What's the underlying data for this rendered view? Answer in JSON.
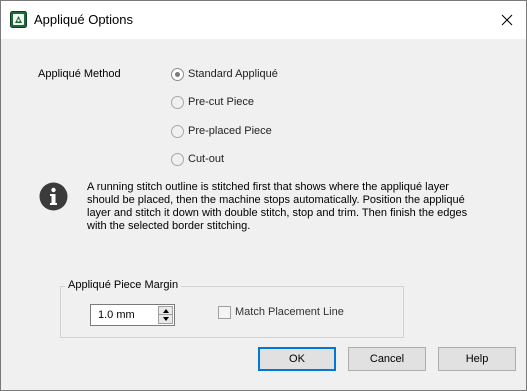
{
  "window": {
    "title": "Appliqué Options",
    "icon": "applique-app-icon",
    "close_icon": "close-icon"
  },
  "method": {
    "label": "Appliqué Method",
    "options": [
      {
        "label": "Standard Appliqué",
        "selected": true
      },
      {
        "label": "Pre-cut Piece",
        "selected": false
      },
      {
        "label": "Pre-placed Piece",
        "selected": false
      },
      {
        "label": "Cut-out",
        "selected": false
      }
    ]
  },
  "info": {
    "icon": "info-icon",
    "lines": [
      "A running stitch outline is stitched first that shows where the appliqué layer",
      "should be placed, then the machine stops automatically. Position the appliqué",
      "layer and stitch it down with double stitch, stop and trim. Then finish the edges",
      "with the selected border stitching."
    ]
  },
  "margin": {
    "group_label": "Appliqué Piece Margin",
    "value": "1.0 mm",
    "match_placement_label": "Match Placement Line",
    "match_placement_checked": false
  },
  "buttons": {
    "ok": "OK",
    "cancel": "Cancel",
    "help": "Help"
  }
}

------------------------------------

What the exercise asks
Pictures in the data above should not be copied; transcribe everything else exactly.

Task result
What's the underlying data for this rendered view? Answer in JSON.
{
  "window": {
    "title": "Appliqué Options",
    "icon": "applique-app-icon",
    "close_icon": "close-icon"
  },
  "method": {
    "label": "Appliqué Method",
    "options": [
      {
        "label": "Standard Appliqué",
        "selected": true
      },
      {
        "label": "Pre-cut Piece",
        "selected": false
      },
      {
        "label": "Pre-placed Piece",
        "selected": false
      },
      {
        "label": "Cut-out",
        "selected": false
      }
    ]
  },
  "info": {
    "icon": "info-icon",
    "lines": [
      "A running stitch outline is stitched first that shows where the appliqué layer",
      "should be placed, then the machine stops automatically. Position the appliqué",
      "layer and stitch it down with double stitch, stop and trim. Then finish the edges",
      "with the selected border stitching."
    ]
  },
  "margin": {
    "group_label": "Appliqué Piece Margin",
    "value": "1.0 mm",
    "match_placement_label": "Match Placement Line",
    "match_placement_checked": false
  },
  "buttons": {
    "ok": "OK",
    "cancel": "Cancel",
    "help": "Help"
  }
}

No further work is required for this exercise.